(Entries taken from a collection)
-----

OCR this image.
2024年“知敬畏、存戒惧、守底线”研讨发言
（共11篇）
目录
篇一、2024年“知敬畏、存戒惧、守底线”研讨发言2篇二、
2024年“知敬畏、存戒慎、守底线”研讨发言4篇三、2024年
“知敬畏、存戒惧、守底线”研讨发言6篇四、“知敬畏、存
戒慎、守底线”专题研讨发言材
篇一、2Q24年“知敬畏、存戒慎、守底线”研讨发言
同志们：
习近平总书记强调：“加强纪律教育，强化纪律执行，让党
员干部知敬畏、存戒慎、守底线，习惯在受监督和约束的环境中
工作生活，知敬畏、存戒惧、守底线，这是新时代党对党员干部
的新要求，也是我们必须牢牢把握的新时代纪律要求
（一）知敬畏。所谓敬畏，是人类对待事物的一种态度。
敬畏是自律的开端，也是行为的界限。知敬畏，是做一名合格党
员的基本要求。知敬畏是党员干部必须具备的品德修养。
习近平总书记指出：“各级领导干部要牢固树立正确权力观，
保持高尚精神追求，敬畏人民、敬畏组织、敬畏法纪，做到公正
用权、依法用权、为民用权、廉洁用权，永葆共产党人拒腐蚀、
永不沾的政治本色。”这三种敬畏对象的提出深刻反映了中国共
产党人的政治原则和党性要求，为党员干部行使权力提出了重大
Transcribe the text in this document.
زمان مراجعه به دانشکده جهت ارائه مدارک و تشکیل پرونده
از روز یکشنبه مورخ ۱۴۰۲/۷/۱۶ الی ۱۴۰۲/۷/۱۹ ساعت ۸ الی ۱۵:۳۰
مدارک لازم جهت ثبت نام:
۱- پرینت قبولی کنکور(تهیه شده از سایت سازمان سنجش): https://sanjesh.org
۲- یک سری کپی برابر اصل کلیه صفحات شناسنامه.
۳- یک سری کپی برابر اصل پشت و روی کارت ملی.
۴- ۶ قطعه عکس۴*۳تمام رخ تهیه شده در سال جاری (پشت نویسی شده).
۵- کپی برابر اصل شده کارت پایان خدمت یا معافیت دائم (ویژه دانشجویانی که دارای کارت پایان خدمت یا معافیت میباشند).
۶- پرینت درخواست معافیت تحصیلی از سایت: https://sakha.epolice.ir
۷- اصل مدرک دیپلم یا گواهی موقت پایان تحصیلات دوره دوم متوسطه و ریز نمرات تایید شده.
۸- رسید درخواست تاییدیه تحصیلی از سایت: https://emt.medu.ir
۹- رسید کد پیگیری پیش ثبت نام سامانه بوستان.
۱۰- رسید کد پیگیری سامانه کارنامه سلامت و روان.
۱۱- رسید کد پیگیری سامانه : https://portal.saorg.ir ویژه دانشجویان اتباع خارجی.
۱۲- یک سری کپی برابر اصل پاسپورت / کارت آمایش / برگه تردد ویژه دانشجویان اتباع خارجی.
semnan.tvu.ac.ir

-----

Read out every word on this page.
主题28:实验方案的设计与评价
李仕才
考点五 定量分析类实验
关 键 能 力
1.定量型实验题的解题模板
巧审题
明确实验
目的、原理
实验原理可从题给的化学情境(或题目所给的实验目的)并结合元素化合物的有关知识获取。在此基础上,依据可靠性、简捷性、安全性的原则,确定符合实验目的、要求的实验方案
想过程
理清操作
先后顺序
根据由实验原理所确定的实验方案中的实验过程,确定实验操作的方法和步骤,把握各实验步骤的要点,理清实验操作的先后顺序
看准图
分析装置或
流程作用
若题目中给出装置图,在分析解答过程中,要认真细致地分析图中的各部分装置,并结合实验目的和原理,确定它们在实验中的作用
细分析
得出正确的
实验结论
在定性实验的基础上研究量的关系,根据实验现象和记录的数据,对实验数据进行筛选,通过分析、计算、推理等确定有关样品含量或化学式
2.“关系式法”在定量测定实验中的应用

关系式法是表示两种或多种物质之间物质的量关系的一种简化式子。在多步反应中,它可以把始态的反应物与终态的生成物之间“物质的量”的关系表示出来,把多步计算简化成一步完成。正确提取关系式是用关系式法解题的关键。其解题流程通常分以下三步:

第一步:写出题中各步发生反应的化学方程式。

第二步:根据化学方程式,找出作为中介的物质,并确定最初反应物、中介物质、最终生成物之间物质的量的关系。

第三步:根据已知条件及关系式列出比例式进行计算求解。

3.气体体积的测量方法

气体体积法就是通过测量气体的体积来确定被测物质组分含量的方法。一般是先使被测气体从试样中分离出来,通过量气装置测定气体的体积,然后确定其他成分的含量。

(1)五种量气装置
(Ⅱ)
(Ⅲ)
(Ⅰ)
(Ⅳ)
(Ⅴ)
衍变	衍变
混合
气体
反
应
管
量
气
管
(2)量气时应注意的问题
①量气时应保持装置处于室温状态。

-----

What the task requires | Locate and copy each line in the data above that includes the word "پرینت".

Solution for this task |
۱- پرینت قبولی کنکور(تهیه شده از سایت سازمان سنجش): https://sanjesh.org
۶- پرینت درخواست معافیت تحصیلی از سایت: https://sakha.epolice.ir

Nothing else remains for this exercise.